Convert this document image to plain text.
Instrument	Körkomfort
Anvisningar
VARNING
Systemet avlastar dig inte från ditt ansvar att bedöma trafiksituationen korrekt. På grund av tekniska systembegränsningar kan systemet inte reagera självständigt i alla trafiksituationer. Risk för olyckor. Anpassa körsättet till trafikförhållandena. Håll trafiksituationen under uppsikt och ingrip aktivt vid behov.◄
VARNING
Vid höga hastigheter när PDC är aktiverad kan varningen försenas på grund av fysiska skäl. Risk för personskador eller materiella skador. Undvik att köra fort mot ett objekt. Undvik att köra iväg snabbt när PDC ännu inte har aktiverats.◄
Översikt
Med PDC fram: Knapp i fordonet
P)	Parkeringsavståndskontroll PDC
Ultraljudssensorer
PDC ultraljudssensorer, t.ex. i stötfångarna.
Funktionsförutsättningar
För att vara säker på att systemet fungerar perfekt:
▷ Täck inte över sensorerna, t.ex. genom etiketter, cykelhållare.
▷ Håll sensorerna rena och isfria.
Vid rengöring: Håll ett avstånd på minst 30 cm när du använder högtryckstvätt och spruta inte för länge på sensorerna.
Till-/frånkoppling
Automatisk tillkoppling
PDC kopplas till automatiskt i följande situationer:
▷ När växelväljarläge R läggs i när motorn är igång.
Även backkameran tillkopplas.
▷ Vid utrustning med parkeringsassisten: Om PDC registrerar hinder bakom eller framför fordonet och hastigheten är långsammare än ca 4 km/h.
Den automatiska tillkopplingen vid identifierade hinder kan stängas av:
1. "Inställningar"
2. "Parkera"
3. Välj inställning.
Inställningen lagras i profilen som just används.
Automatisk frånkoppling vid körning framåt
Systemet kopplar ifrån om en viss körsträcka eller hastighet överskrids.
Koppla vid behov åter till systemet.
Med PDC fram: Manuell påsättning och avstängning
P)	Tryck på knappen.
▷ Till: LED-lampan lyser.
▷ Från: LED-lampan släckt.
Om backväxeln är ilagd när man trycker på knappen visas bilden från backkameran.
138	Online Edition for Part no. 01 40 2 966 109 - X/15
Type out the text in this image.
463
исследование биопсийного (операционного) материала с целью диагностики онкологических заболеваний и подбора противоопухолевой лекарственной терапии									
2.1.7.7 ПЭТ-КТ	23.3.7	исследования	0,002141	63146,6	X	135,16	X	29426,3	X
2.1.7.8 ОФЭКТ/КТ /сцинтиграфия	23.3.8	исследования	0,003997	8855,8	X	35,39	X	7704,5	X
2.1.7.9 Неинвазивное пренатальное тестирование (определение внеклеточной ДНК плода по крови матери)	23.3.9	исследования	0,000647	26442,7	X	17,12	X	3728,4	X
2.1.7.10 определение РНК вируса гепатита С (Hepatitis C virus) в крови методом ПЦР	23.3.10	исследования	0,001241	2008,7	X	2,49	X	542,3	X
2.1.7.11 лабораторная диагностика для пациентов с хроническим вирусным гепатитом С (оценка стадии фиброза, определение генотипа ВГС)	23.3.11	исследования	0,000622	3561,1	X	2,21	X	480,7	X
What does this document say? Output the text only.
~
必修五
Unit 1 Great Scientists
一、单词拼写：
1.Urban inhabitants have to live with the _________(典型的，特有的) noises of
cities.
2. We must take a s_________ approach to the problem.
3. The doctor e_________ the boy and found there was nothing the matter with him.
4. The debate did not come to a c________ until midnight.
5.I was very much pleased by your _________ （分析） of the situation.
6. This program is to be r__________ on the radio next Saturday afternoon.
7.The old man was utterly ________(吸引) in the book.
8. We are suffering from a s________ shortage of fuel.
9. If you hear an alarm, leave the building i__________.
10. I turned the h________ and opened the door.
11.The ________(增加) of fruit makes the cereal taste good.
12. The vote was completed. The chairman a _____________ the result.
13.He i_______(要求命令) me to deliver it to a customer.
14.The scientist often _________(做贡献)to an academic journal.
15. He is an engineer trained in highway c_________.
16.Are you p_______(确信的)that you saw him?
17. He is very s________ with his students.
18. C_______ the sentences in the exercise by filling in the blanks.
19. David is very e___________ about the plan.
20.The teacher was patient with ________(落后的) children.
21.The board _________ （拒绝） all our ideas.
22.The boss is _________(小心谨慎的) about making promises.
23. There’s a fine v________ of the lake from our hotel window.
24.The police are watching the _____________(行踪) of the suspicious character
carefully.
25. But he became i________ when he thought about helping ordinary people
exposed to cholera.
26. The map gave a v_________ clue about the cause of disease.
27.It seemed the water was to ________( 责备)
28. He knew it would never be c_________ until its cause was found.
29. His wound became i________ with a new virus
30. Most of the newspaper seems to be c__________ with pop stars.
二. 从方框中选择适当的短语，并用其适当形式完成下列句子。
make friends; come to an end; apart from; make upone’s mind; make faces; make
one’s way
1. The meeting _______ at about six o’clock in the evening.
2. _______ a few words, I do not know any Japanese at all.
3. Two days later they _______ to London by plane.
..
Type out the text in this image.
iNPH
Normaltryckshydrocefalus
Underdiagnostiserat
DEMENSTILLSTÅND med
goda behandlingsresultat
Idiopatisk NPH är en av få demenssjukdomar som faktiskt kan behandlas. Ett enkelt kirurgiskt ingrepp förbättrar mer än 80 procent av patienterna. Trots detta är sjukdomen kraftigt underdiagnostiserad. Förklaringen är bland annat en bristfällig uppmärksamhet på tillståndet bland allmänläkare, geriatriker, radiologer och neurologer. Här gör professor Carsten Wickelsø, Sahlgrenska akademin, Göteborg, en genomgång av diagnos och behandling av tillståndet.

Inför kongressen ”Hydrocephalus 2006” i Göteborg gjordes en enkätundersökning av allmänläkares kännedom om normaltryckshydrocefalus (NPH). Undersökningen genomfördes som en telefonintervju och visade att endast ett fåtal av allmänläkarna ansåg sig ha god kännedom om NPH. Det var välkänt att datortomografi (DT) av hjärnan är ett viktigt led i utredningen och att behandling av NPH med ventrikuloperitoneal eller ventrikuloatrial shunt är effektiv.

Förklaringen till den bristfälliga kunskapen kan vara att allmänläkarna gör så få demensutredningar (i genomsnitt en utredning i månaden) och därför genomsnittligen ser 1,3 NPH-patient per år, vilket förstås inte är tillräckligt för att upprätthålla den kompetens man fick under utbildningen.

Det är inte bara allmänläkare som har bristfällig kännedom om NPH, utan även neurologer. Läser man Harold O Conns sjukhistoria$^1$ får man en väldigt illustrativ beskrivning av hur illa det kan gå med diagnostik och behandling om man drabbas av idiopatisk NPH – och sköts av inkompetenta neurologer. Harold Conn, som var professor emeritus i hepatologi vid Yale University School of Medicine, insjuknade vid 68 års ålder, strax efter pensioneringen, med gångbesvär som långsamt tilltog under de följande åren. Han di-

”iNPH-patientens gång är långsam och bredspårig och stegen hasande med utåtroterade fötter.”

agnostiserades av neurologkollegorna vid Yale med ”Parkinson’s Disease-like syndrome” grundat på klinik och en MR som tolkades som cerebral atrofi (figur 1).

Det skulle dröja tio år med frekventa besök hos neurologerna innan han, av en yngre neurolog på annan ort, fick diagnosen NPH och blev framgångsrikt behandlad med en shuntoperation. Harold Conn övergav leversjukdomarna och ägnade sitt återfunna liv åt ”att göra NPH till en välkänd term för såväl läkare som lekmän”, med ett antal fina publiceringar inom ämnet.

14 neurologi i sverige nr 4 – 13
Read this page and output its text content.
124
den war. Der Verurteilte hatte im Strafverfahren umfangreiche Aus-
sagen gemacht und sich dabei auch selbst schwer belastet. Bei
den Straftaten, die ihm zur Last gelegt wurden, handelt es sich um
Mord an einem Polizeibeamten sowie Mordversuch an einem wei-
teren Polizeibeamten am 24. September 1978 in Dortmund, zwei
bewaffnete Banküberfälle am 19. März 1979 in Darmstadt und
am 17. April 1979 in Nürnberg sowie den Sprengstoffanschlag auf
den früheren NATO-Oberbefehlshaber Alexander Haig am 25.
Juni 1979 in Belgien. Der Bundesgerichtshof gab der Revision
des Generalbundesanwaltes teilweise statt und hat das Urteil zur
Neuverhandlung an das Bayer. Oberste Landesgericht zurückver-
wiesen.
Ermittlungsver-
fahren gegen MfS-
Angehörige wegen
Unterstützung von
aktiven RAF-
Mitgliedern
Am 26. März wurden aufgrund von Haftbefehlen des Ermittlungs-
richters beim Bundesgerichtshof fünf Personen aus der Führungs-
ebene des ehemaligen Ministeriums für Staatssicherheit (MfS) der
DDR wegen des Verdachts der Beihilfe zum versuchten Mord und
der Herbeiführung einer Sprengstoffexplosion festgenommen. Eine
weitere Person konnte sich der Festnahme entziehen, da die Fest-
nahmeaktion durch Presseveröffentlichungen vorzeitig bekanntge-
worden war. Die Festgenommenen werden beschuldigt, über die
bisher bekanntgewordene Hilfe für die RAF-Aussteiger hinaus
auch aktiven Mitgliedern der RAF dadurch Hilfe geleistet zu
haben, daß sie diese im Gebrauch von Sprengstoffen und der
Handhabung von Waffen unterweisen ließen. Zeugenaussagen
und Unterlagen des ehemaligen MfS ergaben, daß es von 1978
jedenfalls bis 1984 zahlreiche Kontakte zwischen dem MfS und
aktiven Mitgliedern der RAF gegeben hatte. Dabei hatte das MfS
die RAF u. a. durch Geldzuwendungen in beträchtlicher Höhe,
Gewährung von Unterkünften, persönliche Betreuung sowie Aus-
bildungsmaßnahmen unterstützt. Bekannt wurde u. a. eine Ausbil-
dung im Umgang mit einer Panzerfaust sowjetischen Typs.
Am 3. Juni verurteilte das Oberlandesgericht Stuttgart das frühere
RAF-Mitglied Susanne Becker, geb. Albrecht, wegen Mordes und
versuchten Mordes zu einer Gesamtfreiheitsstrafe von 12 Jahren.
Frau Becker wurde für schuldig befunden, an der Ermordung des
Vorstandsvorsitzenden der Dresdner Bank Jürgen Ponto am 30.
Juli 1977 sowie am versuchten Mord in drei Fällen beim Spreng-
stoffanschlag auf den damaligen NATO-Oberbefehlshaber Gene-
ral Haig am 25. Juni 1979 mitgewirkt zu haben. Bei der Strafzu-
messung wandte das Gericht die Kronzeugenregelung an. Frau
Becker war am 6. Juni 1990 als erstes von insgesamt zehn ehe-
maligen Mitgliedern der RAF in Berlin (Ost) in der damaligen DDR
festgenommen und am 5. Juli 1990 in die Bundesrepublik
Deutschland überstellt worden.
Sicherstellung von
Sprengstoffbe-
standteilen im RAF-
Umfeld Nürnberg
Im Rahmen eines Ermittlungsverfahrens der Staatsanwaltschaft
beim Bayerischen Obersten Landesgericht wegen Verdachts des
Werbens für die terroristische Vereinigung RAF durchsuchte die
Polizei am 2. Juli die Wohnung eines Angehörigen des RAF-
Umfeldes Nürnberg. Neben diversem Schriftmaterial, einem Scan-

______

● **TASK DESCRIPTION**: All lines that include the word "eines" must be copied from the material above.

● **EXERCISE ANSWER**:
Im Rahmen eines Ermittlungsverfahrens der Staatsanwaltschaft
Polizei am 2. Juli die Wohnung eines Angehörigen des RAF-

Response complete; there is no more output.